Records from a collection of figures
↓↓↓

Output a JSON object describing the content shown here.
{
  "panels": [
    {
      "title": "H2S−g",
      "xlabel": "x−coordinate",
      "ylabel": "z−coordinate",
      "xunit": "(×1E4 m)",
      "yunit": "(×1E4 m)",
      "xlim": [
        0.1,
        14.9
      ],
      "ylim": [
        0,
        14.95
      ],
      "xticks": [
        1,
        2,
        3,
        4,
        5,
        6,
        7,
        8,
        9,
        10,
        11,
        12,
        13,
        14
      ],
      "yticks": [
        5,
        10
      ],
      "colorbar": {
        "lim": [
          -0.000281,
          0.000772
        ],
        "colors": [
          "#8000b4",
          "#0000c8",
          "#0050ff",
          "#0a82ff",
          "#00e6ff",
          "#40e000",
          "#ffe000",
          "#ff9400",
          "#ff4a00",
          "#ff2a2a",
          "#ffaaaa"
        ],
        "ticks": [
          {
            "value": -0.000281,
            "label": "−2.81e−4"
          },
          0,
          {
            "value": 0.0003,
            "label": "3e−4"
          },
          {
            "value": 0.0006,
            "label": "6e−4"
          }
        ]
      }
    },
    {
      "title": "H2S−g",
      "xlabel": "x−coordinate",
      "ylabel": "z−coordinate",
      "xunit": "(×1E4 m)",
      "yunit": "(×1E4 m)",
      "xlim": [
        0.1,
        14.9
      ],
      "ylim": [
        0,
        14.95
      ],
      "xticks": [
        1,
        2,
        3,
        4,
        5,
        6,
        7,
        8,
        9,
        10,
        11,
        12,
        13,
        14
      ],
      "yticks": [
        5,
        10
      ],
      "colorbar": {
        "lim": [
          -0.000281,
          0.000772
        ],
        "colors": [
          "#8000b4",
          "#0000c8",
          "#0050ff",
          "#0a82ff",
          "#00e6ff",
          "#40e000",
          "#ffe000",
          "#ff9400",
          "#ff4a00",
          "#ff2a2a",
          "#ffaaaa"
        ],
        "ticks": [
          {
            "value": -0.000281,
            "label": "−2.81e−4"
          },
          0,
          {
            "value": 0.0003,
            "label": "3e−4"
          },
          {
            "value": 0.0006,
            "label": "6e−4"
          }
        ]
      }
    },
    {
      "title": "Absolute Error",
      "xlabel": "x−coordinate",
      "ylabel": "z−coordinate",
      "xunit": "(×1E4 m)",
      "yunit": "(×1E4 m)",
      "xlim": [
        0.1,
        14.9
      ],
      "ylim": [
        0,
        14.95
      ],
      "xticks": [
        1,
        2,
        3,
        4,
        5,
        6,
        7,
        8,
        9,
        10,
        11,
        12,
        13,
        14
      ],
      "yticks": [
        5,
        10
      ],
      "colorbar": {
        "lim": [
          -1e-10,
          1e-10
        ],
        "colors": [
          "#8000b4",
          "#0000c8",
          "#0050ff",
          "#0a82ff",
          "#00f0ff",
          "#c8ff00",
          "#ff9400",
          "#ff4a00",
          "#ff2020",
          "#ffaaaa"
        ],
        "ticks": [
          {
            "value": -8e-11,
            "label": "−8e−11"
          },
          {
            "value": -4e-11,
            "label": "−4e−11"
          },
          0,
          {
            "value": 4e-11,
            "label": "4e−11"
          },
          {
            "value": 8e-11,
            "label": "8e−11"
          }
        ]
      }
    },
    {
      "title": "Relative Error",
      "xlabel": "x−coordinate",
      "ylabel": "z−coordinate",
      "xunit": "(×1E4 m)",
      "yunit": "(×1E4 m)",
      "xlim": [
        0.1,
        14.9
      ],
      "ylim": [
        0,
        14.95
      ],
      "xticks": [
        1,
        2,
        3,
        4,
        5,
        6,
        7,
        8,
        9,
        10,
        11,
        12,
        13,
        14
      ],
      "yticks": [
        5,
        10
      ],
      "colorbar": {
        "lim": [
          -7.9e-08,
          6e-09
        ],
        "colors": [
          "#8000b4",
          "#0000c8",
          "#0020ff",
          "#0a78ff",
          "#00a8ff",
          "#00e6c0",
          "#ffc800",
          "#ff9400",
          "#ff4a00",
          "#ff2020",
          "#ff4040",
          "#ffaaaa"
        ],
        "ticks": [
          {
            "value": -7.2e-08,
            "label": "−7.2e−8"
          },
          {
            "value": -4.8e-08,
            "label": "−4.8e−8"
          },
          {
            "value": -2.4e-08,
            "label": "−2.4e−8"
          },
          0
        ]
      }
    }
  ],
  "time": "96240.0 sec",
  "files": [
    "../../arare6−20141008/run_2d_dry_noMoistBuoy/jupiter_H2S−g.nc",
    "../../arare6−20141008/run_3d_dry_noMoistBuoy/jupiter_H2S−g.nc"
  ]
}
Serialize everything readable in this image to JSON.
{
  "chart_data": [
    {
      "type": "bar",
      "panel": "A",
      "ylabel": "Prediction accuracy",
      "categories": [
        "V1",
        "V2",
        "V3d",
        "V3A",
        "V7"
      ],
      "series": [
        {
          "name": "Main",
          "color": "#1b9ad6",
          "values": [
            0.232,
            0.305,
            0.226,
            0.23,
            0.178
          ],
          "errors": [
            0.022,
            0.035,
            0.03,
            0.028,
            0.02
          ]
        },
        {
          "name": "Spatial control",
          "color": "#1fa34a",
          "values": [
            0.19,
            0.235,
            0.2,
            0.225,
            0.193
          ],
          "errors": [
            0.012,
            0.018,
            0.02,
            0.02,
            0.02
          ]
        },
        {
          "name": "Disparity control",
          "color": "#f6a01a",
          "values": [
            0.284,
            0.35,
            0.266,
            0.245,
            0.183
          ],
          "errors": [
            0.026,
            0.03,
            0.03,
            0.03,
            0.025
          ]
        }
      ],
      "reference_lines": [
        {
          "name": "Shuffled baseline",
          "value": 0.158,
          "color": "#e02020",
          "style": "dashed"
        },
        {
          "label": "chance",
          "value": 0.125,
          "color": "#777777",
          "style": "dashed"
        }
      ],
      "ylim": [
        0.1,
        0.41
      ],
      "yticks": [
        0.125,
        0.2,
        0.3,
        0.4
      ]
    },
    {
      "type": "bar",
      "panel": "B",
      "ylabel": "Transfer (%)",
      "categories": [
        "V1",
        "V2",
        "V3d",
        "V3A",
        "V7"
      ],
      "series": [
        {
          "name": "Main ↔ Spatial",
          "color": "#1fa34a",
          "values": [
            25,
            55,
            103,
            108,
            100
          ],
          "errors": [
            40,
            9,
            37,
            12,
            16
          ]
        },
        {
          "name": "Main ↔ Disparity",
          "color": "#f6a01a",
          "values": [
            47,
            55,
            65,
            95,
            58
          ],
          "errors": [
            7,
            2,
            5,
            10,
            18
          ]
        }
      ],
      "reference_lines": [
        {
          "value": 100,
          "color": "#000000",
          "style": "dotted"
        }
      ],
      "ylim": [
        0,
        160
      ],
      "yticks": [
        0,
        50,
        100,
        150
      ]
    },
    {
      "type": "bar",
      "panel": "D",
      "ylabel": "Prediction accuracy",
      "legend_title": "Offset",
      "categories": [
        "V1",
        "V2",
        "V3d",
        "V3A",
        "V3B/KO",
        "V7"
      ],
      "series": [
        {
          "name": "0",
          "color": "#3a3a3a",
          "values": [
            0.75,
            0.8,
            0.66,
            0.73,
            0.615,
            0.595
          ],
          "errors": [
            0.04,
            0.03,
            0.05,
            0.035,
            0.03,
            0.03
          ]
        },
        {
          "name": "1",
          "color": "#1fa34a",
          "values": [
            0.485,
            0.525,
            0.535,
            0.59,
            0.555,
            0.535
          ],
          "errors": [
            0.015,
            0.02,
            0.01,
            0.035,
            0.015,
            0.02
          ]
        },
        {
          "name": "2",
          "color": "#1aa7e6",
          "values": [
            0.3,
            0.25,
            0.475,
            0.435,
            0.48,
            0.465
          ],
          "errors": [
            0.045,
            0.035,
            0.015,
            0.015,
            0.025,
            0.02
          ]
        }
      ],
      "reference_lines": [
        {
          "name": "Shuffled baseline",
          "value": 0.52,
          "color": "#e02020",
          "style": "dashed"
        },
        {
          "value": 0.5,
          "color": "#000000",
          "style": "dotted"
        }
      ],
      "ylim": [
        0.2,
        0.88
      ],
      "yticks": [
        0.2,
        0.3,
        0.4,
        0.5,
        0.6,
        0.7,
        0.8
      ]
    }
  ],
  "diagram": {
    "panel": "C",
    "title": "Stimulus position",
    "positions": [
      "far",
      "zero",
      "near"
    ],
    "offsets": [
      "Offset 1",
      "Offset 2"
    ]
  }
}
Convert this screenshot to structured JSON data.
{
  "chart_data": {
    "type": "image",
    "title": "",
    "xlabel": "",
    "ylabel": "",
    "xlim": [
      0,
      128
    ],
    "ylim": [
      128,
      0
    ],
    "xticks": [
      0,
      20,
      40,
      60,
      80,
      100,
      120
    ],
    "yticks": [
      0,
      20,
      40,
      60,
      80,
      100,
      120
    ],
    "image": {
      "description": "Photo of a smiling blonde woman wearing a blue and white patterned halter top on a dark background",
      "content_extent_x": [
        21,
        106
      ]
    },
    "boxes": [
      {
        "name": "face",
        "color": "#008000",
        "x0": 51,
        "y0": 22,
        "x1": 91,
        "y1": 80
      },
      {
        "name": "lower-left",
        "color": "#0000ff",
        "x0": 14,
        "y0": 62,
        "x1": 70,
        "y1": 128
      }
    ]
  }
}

↑↑↑

_WHAT IS REQUIRED:_
Filter out all lines lacking the word "image" and copy the rest.

_SOLUTION:_
Serialize everything readable in this image to JSON.
    "type": "image",
    "image": {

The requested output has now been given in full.